[Records]

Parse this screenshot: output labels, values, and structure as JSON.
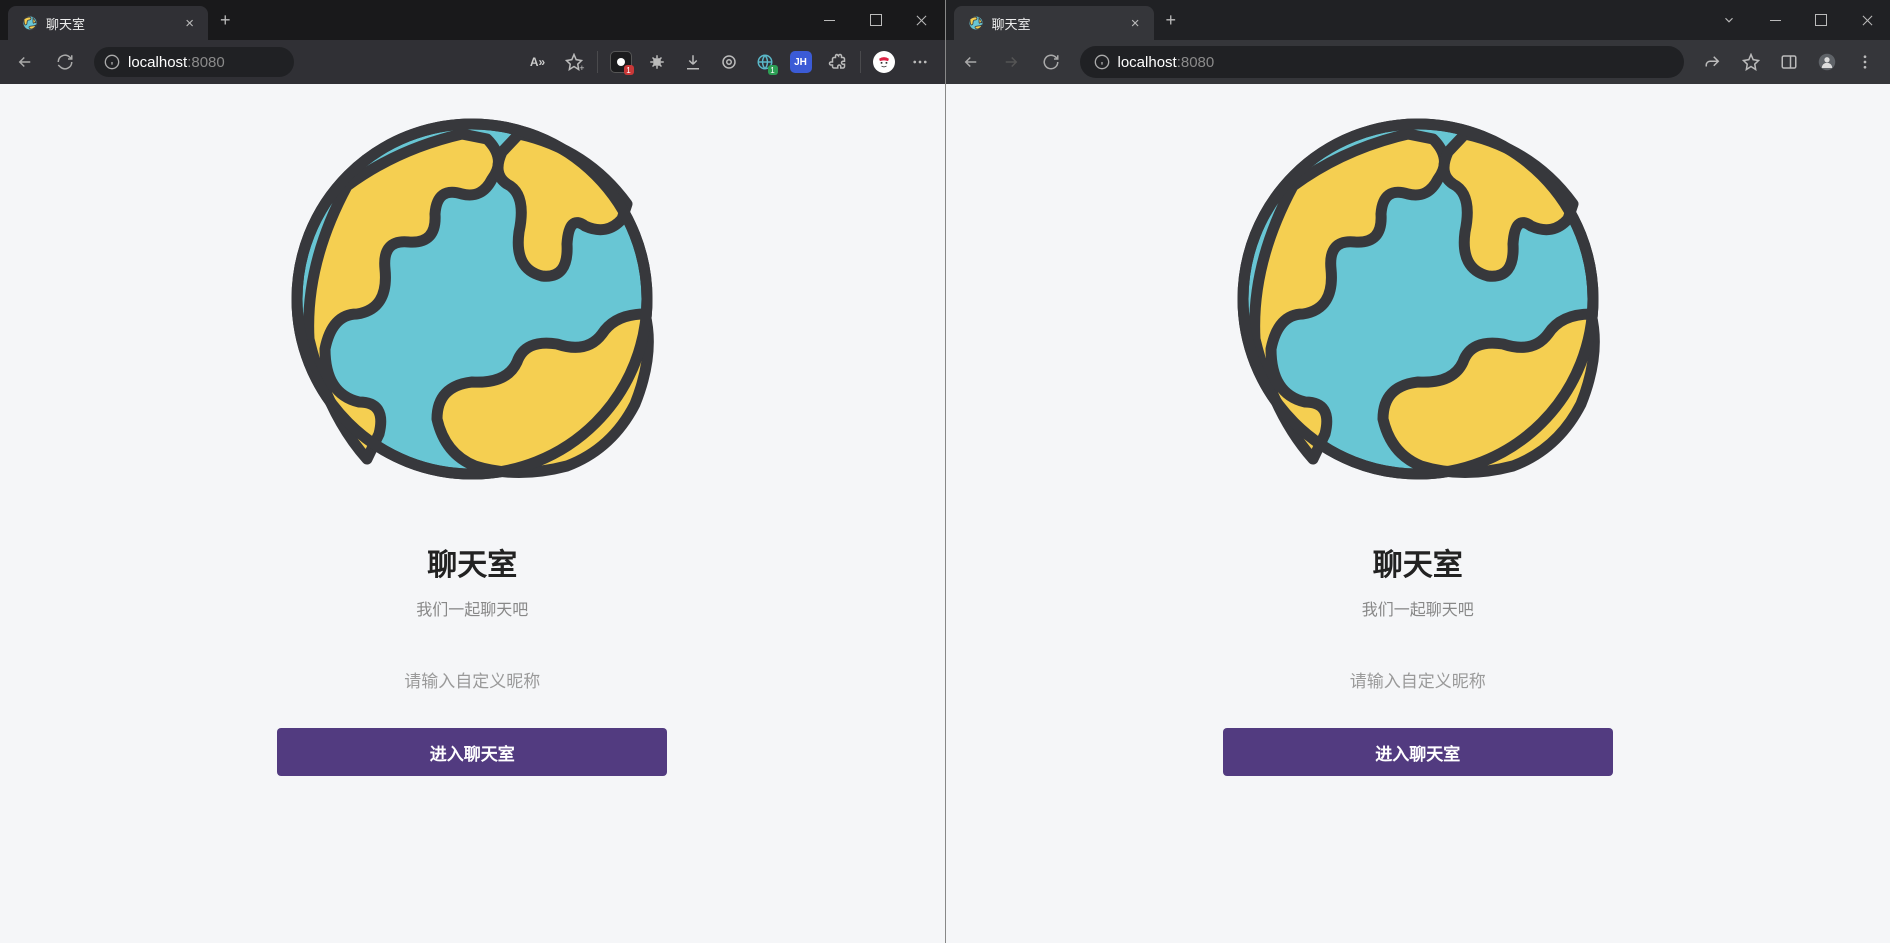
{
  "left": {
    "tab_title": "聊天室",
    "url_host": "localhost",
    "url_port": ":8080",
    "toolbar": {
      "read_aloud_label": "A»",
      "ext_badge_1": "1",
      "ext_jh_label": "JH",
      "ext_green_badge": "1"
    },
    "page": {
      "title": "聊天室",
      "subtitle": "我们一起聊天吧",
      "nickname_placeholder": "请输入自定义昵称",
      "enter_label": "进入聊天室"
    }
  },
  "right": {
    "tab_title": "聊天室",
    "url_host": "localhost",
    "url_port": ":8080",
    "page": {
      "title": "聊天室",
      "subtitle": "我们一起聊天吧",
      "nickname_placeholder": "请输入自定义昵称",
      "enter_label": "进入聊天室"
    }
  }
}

* * *

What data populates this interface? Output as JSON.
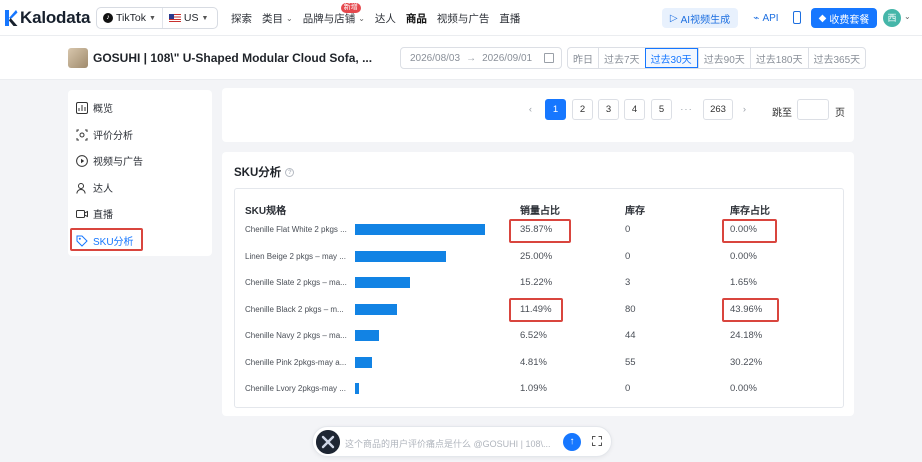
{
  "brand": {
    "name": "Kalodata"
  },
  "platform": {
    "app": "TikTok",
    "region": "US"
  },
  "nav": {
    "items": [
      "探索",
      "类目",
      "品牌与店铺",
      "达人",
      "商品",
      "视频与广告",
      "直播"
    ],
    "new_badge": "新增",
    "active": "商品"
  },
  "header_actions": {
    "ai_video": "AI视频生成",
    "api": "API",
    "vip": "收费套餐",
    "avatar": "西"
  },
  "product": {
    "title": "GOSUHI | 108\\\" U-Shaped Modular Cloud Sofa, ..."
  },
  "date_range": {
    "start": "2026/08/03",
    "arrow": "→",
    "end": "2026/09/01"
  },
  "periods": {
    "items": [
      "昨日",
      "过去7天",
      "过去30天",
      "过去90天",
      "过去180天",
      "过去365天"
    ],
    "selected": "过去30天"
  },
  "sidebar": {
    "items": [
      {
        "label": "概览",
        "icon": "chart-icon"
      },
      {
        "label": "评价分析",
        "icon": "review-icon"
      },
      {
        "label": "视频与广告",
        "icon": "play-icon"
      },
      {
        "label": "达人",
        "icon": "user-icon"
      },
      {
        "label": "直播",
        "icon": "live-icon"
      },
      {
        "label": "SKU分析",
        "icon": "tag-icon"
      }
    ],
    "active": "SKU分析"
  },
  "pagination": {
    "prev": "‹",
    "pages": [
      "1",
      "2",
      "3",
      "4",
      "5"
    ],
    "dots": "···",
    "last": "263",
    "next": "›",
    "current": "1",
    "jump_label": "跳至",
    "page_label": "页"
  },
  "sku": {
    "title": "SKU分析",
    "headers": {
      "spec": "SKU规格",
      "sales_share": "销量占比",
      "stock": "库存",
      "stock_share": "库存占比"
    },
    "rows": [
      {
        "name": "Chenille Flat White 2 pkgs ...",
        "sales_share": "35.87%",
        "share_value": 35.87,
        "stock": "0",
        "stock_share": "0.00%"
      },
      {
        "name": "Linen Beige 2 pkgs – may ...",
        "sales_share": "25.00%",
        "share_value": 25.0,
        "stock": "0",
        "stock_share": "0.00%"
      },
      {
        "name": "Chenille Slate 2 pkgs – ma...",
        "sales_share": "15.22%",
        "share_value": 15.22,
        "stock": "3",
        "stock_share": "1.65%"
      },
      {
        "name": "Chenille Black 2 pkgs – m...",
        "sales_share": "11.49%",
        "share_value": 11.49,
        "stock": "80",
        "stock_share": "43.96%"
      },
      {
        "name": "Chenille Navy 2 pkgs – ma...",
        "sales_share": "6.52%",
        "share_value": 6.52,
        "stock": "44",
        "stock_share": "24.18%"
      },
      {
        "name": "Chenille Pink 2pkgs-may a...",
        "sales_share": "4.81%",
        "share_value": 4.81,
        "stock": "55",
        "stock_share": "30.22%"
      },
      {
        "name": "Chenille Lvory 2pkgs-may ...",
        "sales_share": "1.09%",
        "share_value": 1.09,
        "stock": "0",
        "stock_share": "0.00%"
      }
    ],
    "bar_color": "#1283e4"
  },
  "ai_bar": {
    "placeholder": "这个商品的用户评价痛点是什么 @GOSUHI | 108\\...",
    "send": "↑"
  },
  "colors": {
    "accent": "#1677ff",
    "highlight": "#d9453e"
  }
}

* What needs to be done: Show every line that contains the word "icon".

* Solution below:
        "icon": "chart-icon"
        "icon": "review-icon"
        "icon": "play-icon"
        "icon": "user-icon"
        "icon": "live-icon"
        "icon": "tag-icon"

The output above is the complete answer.